>> START DATA IN THIS EXERCISE
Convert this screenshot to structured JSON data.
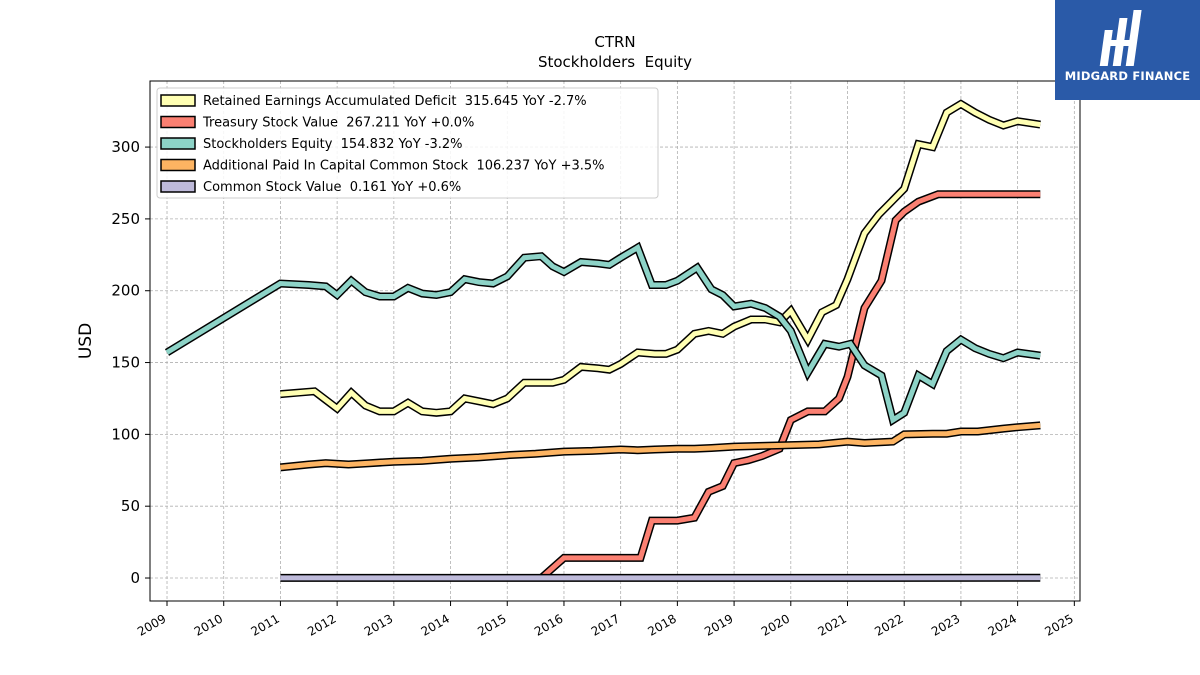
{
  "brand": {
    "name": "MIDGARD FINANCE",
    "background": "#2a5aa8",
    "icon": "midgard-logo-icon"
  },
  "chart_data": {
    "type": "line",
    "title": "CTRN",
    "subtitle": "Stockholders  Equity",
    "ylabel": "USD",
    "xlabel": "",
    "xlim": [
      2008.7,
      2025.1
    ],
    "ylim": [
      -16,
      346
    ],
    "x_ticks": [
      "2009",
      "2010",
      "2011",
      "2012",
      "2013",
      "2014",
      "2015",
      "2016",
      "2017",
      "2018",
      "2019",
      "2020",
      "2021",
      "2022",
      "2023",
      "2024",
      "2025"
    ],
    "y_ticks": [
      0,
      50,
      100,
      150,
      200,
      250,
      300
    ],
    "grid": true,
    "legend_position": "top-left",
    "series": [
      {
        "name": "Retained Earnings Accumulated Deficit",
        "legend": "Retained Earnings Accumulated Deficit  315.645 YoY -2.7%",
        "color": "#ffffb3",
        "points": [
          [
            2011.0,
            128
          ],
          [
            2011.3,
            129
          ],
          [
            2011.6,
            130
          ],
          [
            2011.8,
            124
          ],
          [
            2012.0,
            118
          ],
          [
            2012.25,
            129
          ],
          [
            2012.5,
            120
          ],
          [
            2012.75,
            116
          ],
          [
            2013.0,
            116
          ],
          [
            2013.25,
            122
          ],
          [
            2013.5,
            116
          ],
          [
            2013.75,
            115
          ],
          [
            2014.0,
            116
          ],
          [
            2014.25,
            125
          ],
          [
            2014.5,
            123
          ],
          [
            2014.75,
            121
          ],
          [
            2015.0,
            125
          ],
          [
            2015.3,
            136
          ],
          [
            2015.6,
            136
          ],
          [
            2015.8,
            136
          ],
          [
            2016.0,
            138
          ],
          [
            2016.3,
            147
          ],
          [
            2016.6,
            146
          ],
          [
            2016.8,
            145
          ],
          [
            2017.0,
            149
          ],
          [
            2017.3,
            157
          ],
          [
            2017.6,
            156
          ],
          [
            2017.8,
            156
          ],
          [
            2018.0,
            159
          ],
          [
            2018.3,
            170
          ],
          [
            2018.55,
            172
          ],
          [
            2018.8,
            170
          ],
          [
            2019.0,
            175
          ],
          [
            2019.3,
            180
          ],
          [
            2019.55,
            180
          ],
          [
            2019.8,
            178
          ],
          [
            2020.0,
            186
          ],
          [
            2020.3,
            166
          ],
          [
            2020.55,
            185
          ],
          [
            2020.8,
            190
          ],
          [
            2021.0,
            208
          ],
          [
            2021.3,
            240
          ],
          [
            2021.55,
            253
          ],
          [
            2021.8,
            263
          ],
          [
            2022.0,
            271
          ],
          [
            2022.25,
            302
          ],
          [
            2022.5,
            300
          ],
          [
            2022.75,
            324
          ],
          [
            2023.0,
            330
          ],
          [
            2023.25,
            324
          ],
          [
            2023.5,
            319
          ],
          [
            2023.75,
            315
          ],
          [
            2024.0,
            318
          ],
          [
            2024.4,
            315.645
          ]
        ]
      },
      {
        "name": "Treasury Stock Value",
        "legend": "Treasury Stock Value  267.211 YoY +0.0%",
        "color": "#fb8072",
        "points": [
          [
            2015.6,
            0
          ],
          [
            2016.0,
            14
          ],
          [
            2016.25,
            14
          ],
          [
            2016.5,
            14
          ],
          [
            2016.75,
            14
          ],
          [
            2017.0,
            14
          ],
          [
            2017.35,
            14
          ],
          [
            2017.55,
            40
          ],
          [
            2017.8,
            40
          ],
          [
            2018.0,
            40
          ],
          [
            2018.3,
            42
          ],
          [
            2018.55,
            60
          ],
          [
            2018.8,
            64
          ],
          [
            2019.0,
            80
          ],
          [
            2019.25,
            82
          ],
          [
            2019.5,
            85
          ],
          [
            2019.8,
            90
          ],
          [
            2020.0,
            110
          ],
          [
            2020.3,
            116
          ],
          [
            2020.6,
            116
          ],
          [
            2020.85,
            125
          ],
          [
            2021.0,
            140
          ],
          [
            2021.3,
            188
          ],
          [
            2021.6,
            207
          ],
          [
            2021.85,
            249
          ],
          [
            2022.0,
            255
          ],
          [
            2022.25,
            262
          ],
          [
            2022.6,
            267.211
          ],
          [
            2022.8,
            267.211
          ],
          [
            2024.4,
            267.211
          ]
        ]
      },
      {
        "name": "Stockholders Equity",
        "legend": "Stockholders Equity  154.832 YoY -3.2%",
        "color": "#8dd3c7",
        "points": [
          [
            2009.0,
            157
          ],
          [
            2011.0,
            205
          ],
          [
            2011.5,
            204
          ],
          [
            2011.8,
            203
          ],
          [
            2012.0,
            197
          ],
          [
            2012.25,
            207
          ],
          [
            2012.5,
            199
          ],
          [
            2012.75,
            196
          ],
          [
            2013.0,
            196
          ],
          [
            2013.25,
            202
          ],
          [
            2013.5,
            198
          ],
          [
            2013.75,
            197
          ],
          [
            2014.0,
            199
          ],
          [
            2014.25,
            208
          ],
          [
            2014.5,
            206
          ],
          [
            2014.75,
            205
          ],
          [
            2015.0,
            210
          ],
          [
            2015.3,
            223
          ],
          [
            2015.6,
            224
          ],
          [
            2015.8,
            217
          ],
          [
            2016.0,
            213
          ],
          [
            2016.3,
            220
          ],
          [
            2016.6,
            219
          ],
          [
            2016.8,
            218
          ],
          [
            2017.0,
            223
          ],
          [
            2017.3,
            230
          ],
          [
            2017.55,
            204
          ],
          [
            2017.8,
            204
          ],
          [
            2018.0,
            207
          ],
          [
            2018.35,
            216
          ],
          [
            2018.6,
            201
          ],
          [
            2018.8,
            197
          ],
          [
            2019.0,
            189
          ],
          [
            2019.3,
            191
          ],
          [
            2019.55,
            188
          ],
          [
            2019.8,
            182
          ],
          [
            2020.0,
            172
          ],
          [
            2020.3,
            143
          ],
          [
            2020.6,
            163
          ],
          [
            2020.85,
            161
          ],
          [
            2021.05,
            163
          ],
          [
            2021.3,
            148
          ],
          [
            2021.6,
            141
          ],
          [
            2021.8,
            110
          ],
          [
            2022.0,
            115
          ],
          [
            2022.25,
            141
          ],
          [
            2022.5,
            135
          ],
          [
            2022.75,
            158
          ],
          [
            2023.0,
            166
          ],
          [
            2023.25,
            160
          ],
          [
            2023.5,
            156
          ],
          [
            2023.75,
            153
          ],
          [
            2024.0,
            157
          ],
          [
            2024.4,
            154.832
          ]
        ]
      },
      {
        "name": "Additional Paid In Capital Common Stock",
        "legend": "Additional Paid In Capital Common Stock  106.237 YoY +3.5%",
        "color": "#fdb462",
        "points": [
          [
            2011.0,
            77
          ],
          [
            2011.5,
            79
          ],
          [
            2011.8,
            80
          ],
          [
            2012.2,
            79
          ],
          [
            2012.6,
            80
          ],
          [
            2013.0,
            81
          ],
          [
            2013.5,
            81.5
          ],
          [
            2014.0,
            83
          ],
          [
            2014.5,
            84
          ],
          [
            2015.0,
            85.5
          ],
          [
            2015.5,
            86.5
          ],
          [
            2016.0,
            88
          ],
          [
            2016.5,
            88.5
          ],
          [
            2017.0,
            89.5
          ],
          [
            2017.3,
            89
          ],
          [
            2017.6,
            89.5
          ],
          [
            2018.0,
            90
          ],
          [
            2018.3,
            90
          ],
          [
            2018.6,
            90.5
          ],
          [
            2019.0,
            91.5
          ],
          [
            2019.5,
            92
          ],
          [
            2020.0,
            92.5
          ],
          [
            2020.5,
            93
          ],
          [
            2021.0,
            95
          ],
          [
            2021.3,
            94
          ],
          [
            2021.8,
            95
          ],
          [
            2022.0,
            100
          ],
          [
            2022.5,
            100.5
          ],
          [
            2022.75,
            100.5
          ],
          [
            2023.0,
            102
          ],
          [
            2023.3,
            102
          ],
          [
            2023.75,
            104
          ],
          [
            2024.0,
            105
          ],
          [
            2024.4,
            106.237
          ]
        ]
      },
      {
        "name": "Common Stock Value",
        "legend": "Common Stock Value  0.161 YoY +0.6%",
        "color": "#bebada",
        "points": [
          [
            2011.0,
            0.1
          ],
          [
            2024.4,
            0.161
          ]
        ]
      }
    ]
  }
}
>> END DATA IN THIS EXERCISE
Check each line of the records for "color" and copy the ones that contain it.

        "color": "#ffffb3",
        "color": "#fb8072",
        "color": "#8dd3c7",
        "color": "#fdb462",
        "color": "#bebada",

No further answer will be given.